Dataset rows
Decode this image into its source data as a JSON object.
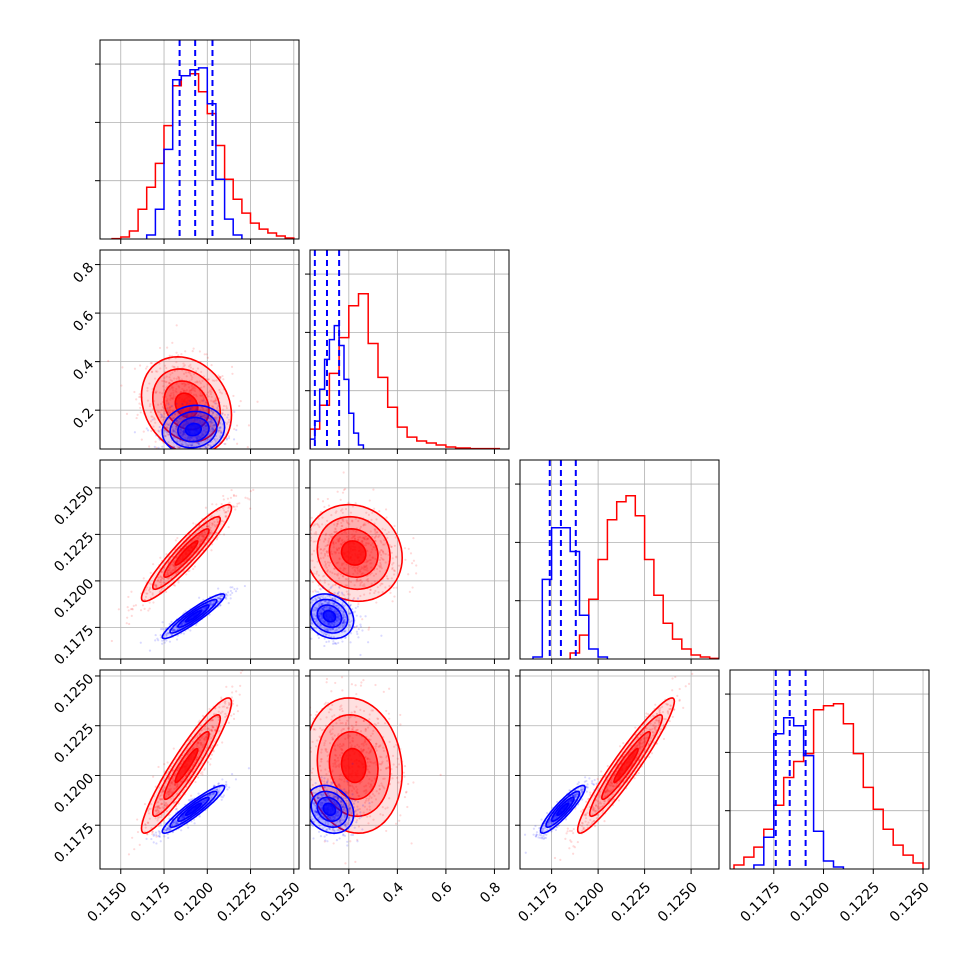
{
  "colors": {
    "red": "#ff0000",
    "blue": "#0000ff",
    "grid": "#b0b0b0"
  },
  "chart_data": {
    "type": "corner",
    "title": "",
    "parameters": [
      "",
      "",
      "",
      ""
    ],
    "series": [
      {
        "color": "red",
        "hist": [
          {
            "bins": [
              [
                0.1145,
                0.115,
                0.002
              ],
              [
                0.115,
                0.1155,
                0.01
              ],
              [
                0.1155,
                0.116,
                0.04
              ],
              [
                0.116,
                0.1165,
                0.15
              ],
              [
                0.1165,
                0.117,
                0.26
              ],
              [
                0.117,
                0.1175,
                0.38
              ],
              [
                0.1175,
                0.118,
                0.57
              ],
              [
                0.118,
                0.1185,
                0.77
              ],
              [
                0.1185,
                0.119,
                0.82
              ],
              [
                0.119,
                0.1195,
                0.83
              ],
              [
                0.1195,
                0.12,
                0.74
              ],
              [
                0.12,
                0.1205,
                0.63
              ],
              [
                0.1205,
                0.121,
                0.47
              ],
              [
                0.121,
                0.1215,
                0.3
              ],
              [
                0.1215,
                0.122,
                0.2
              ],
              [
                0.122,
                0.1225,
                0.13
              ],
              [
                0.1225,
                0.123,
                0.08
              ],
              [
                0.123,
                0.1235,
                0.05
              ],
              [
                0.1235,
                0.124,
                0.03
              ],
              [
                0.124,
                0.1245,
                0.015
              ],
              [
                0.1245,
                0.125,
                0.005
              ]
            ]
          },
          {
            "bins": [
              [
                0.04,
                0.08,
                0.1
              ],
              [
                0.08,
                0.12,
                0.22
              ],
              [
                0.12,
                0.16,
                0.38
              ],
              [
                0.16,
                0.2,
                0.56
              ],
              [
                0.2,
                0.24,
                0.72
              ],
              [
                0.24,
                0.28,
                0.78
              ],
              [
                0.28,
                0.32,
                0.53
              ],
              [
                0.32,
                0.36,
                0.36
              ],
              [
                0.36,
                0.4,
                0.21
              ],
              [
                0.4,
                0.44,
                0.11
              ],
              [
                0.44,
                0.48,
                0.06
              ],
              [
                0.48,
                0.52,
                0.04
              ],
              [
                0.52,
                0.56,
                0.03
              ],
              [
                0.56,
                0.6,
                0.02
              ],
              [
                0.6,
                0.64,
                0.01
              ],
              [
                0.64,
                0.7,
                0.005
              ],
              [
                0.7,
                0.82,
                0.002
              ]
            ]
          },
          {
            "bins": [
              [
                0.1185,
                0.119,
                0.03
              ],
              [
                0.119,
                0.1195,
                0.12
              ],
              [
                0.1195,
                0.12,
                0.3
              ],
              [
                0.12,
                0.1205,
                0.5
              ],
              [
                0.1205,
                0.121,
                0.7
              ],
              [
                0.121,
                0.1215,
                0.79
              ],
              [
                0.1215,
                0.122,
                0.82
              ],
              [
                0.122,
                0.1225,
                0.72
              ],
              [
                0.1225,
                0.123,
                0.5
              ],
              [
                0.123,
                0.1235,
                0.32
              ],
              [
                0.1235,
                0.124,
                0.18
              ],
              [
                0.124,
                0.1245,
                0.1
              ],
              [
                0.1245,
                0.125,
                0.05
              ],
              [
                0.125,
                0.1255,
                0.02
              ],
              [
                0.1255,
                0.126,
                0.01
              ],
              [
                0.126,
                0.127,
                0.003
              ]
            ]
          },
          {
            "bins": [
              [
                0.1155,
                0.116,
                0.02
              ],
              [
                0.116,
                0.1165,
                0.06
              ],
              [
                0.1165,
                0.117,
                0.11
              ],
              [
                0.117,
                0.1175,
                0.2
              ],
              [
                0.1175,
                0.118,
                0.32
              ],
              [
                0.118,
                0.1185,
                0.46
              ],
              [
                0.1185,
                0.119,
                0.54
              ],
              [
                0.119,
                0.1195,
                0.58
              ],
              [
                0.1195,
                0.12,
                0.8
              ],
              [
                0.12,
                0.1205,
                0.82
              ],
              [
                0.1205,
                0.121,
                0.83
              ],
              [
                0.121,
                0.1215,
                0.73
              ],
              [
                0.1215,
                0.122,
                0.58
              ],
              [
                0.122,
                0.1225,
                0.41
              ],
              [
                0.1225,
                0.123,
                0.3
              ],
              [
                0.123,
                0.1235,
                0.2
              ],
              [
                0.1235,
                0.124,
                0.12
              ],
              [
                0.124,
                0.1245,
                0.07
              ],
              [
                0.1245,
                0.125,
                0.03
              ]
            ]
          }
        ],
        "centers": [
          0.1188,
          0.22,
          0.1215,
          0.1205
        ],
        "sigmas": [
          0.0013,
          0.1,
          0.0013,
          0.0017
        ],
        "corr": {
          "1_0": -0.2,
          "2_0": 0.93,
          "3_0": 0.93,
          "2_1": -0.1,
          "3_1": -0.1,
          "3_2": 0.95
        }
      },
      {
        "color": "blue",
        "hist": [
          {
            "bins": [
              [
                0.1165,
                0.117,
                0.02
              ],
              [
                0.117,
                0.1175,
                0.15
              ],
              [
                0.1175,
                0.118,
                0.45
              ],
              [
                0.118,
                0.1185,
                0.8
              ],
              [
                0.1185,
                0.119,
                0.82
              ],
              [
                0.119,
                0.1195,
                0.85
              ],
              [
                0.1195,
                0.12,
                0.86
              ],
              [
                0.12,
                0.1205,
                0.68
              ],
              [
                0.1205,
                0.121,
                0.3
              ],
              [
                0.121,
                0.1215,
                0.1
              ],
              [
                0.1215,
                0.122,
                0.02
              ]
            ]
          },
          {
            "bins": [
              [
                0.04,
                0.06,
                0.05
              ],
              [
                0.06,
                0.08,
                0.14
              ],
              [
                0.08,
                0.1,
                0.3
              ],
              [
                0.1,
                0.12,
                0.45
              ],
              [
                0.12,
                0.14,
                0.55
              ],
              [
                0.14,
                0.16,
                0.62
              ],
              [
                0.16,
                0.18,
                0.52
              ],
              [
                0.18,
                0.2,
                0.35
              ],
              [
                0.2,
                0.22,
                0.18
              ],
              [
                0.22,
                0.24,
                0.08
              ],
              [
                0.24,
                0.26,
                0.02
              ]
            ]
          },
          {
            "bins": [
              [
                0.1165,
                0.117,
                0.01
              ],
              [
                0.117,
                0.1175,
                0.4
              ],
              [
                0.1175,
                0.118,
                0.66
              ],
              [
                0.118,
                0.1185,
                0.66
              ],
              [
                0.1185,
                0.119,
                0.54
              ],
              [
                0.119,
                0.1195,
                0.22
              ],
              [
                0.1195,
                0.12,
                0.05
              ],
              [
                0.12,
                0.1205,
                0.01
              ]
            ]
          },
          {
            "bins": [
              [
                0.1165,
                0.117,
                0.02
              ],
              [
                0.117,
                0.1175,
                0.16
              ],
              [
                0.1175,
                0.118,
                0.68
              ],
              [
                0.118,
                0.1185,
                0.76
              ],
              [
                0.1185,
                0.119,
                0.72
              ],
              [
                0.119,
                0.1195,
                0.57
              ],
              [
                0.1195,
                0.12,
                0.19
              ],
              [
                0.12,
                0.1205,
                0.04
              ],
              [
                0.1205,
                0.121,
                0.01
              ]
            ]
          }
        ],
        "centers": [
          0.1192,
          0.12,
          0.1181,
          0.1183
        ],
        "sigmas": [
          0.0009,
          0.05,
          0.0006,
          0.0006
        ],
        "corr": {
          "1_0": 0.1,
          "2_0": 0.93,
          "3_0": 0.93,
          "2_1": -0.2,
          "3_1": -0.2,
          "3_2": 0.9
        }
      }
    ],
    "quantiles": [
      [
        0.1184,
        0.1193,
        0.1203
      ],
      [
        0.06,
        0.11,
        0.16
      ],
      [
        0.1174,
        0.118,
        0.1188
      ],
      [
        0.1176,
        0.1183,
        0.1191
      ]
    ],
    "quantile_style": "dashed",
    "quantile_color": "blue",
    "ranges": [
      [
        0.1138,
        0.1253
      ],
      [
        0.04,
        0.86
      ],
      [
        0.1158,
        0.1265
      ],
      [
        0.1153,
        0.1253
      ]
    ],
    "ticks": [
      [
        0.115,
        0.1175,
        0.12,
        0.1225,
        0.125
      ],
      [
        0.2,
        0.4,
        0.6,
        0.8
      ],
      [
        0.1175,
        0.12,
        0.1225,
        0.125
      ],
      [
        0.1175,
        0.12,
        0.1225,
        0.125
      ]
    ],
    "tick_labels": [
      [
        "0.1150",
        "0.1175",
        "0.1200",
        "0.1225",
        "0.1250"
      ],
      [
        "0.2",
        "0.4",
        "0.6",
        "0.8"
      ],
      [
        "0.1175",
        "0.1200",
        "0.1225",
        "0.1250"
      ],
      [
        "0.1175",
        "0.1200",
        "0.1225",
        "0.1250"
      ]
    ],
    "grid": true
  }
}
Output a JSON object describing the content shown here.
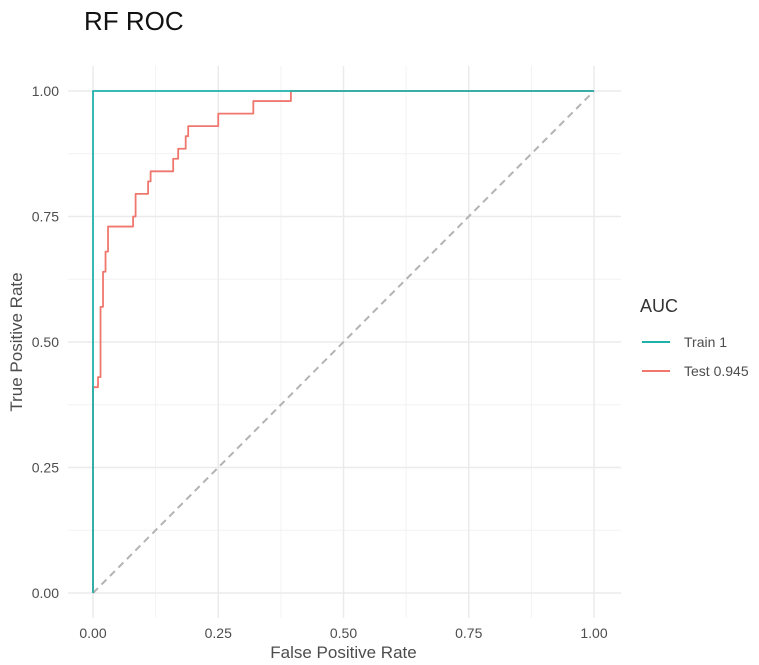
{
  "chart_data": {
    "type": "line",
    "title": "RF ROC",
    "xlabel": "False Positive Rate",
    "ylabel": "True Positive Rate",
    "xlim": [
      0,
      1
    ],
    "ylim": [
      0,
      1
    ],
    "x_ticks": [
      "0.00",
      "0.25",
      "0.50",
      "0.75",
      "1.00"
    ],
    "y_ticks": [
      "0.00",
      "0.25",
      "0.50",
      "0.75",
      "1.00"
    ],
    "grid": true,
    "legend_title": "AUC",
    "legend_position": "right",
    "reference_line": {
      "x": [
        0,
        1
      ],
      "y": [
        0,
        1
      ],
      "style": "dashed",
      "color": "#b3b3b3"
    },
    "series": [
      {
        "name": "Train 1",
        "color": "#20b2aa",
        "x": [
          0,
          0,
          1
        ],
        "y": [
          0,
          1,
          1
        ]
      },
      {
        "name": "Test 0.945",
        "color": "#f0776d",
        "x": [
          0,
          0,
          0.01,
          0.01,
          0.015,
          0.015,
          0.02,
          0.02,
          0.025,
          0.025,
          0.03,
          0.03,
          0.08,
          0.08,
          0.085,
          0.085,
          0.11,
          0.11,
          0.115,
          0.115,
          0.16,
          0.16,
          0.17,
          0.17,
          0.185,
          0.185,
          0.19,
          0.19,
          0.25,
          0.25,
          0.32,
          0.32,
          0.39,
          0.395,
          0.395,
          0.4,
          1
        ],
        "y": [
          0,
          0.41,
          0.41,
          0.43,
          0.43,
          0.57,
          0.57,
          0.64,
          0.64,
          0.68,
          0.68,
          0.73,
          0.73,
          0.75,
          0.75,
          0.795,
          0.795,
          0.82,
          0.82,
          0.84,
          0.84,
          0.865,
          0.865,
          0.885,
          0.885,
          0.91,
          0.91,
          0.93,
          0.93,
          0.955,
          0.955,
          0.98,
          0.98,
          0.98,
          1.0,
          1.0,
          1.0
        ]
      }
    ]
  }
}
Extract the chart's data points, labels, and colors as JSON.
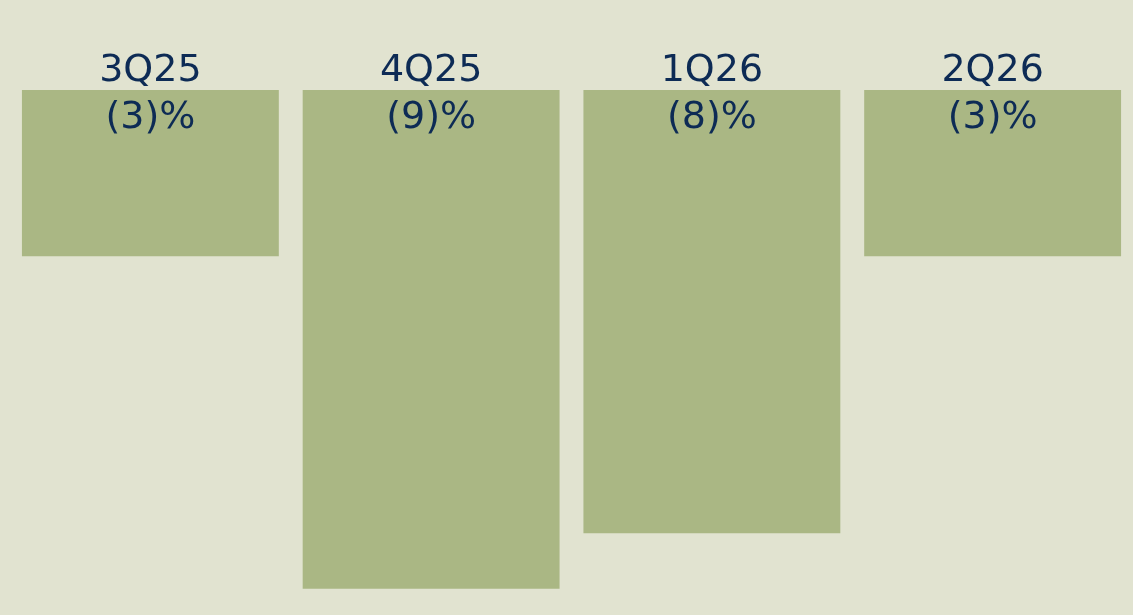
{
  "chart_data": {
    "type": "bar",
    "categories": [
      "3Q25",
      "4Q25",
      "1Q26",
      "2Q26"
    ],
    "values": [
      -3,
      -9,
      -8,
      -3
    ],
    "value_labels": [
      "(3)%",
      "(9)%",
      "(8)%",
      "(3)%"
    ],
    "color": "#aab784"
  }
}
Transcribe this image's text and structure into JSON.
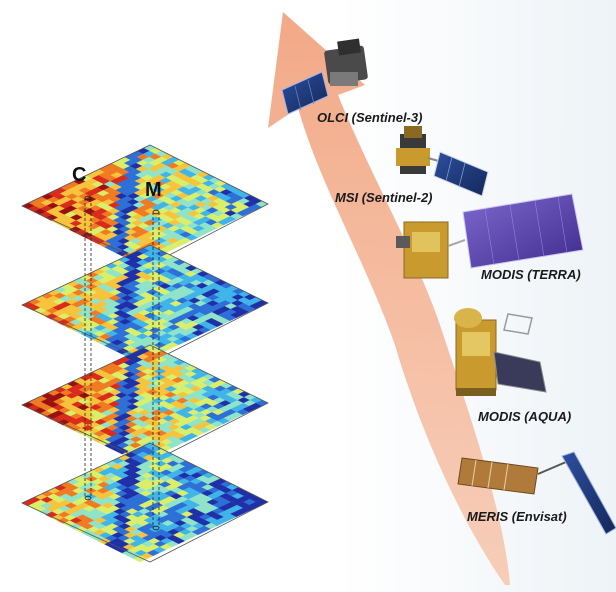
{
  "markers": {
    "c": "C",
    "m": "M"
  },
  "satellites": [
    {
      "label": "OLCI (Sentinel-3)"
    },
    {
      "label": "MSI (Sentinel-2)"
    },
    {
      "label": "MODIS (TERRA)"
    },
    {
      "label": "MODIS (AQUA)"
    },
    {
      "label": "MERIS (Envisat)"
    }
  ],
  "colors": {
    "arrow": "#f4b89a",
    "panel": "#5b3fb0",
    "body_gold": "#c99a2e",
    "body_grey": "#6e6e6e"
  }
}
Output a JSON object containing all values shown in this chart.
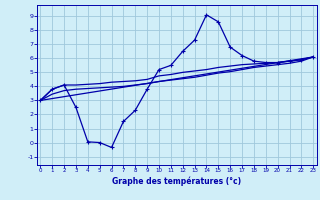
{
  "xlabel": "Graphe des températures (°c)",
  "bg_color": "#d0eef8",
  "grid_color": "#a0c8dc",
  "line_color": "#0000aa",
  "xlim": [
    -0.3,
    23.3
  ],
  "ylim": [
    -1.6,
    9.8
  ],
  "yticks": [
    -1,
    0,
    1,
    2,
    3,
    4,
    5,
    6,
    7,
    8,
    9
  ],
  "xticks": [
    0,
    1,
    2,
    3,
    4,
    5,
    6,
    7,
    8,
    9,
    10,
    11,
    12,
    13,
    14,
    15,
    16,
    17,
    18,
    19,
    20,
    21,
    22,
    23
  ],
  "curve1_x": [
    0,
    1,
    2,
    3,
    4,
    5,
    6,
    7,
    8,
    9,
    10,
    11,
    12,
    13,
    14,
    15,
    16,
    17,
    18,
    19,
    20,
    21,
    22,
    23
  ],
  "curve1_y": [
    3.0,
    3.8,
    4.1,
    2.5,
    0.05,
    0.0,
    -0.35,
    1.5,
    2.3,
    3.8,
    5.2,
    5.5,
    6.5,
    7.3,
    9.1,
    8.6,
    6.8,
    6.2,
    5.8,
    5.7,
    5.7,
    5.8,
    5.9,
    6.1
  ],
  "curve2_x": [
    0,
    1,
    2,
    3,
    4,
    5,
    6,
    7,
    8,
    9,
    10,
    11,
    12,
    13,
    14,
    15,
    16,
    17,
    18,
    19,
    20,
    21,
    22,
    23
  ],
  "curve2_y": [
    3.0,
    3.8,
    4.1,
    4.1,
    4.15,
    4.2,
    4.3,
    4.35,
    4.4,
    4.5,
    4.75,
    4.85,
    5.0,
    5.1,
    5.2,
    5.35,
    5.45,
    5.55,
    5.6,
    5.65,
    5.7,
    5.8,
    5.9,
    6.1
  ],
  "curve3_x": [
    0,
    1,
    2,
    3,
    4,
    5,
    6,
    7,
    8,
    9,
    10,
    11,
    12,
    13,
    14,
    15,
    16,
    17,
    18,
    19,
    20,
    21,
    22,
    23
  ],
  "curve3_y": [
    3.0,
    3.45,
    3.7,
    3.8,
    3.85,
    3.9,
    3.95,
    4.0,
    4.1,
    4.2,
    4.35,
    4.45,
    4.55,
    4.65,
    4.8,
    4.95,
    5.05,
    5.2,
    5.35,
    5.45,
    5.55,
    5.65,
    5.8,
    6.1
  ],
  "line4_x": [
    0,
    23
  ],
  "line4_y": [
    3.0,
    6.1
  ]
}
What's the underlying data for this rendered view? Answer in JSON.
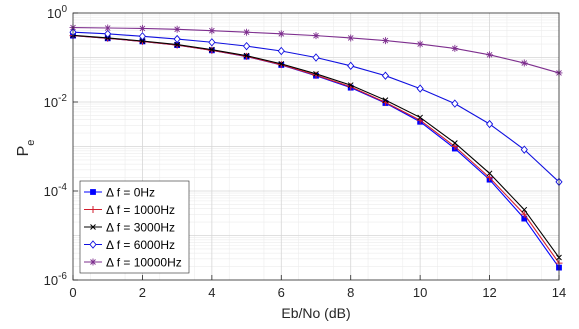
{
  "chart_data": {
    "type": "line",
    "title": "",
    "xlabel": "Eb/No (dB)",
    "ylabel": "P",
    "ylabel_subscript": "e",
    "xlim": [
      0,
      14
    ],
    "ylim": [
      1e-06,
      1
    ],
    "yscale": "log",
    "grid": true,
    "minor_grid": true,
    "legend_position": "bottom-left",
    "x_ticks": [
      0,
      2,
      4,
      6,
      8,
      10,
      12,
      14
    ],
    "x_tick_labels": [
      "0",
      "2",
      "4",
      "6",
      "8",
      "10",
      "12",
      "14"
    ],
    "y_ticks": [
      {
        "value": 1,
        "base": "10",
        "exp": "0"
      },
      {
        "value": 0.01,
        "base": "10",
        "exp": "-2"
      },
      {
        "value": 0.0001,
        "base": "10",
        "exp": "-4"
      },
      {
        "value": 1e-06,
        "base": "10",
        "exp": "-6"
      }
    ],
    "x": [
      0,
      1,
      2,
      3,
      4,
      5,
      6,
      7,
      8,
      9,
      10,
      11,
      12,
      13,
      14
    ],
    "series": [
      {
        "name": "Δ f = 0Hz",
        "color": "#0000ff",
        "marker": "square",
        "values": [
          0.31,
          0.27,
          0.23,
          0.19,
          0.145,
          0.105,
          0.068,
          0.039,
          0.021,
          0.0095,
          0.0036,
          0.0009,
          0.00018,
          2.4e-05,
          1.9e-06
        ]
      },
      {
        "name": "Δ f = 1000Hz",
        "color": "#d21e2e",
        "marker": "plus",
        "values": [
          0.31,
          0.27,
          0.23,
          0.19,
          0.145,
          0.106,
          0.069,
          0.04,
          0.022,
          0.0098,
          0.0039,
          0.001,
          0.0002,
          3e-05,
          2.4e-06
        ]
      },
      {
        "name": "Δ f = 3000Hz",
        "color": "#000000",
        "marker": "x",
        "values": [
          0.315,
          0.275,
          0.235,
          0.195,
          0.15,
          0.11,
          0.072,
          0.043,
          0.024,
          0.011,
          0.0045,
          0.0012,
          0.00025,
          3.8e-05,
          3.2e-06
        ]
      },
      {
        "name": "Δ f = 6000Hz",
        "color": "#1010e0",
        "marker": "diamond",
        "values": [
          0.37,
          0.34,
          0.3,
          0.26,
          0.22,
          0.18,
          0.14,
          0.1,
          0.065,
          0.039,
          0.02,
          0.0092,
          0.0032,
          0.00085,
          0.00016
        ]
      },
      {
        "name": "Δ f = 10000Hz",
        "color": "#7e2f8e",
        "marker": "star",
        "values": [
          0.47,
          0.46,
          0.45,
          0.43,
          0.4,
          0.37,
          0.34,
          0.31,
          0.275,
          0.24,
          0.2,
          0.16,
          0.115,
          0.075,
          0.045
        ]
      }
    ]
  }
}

**STATED PROBLEM:**
Only lines with the word "blue" are wanted, so copy each one from the records.

**SOLUTION:**
    "blue": "#0000ff",
        "color": "blue",
    "quantile_color": "blue",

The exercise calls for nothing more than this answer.